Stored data
'''

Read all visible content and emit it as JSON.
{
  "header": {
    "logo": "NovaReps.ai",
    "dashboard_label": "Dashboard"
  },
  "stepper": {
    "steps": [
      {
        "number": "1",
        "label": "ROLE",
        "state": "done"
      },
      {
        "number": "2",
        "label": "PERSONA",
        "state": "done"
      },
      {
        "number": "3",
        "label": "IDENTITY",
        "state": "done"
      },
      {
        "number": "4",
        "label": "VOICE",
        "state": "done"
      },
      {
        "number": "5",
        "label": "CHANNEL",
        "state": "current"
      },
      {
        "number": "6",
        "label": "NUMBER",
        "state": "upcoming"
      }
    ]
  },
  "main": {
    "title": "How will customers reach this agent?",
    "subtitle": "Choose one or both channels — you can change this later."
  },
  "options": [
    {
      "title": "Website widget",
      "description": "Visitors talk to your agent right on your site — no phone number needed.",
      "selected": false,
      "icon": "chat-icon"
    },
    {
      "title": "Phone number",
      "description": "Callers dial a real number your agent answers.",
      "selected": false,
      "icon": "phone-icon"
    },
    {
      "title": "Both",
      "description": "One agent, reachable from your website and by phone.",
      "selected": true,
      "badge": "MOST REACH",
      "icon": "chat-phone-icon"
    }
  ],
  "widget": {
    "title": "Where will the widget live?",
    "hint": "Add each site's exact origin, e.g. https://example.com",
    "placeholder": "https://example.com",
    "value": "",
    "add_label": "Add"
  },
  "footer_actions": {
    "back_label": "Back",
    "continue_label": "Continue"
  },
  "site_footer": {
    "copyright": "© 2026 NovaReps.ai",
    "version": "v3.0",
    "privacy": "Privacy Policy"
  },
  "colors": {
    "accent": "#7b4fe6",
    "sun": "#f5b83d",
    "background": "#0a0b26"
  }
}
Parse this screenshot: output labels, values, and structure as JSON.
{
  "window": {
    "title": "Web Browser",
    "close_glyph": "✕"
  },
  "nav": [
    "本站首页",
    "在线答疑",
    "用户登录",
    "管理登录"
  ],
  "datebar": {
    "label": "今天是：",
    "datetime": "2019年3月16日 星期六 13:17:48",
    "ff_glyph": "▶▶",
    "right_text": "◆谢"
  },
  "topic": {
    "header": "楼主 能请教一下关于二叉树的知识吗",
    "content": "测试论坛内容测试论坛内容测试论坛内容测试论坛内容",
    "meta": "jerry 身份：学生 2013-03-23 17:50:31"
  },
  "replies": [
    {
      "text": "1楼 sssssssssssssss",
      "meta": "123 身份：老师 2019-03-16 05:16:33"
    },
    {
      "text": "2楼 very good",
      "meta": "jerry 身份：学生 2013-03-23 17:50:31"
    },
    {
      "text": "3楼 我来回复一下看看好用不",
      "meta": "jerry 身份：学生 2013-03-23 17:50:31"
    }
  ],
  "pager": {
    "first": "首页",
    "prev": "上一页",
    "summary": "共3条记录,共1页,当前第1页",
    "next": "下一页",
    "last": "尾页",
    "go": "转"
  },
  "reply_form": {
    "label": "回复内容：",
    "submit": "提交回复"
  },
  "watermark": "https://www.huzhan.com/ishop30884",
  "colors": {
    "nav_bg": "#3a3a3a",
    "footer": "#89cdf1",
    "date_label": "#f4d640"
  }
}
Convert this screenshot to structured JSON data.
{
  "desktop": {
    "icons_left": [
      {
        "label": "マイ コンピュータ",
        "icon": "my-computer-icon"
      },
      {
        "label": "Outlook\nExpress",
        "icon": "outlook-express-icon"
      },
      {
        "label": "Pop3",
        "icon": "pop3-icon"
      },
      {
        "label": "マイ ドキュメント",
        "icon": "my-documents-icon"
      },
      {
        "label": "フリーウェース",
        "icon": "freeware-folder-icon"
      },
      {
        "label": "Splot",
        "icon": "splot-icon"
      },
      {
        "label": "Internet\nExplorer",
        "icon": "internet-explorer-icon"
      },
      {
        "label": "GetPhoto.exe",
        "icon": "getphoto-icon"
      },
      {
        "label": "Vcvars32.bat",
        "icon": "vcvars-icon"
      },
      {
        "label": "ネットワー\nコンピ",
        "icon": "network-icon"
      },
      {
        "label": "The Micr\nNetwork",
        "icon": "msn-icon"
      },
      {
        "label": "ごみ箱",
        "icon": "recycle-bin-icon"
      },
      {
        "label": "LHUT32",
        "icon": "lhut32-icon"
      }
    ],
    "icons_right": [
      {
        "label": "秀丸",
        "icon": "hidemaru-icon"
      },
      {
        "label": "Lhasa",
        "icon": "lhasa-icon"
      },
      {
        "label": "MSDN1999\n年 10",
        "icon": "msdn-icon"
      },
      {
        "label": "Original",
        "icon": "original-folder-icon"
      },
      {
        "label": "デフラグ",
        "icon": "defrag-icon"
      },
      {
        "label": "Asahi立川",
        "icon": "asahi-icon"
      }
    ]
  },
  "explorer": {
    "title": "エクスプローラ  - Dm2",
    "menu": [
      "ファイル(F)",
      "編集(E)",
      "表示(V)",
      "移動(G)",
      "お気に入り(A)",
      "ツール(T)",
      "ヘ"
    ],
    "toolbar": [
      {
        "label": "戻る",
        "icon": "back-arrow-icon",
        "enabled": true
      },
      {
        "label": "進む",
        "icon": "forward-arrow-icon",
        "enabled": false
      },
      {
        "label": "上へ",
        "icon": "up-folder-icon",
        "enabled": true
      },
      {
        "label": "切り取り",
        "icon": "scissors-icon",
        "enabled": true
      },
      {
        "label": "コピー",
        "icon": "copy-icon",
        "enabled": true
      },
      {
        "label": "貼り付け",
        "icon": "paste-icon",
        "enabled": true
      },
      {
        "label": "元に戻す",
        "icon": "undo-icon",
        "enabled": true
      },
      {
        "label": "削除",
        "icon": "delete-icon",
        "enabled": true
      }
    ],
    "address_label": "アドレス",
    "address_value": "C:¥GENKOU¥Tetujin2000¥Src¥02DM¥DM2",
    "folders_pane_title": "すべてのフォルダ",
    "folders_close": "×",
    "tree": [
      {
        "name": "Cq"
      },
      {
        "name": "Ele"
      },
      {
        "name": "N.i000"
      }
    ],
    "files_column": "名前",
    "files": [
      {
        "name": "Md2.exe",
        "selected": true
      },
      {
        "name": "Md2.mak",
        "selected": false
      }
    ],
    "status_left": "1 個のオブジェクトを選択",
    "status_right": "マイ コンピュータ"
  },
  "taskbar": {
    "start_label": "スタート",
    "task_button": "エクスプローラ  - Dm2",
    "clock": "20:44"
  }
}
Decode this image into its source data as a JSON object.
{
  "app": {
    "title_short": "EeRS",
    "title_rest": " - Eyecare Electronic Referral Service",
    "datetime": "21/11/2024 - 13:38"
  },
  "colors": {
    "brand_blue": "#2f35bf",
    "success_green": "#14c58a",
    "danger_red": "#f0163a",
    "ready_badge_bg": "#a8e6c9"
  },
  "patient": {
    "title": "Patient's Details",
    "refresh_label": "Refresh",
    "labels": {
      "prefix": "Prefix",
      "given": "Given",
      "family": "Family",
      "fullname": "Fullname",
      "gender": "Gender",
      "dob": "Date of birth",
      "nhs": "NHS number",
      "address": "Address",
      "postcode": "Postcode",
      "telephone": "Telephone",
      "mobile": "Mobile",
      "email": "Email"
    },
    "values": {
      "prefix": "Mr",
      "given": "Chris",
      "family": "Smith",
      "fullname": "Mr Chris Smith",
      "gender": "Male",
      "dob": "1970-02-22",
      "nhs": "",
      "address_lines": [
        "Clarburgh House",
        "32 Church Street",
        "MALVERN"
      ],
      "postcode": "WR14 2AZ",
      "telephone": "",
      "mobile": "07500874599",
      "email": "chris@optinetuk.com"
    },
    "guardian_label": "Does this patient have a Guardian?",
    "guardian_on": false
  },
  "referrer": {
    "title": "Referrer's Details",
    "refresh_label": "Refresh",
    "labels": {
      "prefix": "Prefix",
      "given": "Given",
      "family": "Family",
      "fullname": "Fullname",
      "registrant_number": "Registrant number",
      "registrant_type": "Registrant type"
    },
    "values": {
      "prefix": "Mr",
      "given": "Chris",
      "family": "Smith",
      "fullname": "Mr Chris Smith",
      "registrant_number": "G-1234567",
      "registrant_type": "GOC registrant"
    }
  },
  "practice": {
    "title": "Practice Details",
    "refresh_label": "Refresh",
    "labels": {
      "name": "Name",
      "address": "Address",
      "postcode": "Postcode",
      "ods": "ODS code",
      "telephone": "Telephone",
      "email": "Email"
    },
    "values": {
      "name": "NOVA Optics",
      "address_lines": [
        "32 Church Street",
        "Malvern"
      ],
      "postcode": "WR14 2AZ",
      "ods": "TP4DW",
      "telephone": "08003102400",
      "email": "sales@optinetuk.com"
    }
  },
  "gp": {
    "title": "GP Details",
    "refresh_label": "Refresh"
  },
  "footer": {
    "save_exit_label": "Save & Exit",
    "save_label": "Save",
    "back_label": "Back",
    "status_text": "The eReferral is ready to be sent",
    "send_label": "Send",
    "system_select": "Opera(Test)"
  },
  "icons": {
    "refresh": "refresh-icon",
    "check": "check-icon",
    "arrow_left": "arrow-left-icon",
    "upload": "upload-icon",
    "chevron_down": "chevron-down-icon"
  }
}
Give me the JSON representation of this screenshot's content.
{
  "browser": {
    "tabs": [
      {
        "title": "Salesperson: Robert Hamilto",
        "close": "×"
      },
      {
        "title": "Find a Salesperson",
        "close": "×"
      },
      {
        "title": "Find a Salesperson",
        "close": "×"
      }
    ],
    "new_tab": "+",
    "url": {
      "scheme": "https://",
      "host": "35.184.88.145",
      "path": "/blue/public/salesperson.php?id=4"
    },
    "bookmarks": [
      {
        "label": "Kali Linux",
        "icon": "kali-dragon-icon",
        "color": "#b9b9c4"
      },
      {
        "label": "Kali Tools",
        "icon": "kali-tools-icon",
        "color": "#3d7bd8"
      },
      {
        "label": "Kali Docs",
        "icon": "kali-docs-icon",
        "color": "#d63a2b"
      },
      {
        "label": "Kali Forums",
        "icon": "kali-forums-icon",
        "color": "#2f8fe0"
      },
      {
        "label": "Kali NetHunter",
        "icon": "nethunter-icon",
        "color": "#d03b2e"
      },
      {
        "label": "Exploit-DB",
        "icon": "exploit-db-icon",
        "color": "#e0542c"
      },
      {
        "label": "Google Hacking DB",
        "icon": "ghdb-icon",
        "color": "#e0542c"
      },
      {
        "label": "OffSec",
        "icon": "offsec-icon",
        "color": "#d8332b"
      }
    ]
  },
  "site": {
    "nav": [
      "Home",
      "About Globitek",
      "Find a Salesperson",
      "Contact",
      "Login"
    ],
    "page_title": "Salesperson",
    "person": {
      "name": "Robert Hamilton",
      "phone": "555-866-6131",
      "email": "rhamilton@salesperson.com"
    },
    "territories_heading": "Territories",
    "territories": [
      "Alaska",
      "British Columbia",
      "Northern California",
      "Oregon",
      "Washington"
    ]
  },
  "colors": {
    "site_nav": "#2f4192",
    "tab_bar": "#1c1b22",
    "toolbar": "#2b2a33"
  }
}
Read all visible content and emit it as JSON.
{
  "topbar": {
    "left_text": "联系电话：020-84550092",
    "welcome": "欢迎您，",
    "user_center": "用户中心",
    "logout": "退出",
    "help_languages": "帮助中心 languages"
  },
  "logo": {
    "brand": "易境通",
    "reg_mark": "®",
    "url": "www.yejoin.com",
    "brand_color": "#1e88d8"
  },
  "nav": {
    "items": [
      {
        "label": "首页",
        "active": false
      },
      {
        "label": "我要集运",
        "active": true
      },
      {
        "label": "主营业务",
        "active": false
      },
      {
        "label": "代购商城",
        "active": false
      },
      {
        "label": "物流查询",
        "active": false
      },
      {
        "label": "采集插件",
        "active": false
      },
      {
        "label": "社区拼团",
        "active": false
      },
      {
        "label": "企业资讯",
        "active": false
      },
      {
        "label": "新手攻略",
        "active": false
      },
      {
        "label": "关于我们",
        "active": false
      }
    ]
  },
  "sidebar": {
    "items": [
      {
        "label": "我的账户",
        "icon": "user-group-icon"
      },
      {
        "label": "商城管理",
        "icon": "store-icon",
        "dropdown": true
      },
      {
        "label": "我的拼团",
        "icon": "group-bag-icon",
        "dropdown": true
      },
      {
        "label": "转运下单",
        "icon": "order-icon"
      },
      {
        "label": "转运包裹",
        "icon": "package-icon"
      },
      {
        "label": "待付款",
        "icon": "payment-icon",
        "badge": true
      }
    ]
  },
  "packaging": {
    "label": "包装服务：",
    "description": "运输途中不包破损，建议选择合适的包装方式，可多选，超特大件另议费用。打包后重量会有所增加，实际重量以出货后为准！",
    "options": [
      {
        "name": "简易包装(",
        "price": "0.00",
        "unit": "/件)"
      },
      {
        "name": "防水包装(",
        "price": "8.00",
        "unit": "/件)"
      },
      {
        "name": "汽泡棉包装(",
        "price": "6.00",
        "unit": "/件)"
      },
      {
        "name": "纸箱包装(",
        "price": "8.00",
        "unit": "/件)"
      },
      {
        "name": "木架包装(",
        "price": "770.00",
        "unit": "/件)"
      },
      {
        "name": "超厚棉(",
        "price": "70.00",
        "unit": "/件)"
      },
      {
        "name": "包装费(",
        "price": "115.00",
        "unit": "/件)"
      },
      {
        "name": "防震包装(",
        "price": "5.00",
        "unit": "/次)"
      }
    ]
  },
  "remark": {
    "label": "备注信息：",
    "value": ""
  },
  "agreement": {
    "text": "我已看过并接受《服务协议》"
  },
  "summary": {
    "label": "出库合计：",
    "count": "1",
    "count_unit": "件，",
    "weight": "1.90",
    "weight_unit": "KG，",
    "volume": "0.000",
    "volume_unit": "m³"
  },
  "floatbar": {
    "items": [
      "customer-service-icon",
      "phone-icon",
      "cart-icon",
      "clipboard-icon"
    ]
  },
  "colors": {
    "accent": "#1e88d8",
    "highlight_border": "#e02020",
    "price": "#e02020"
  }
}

'''

Go through the records above and copy every line with the word "JSON".

Read all visible content and emit it as JSON.
Parse this screenshot: output labels, values, and structure as JSON.
Convert this screenshot to structured JSON data.
Decode this image into its source data as a JSON object.
Give me the JSON representation of this screenshot's content.
Read all visible content and emit it as JSON.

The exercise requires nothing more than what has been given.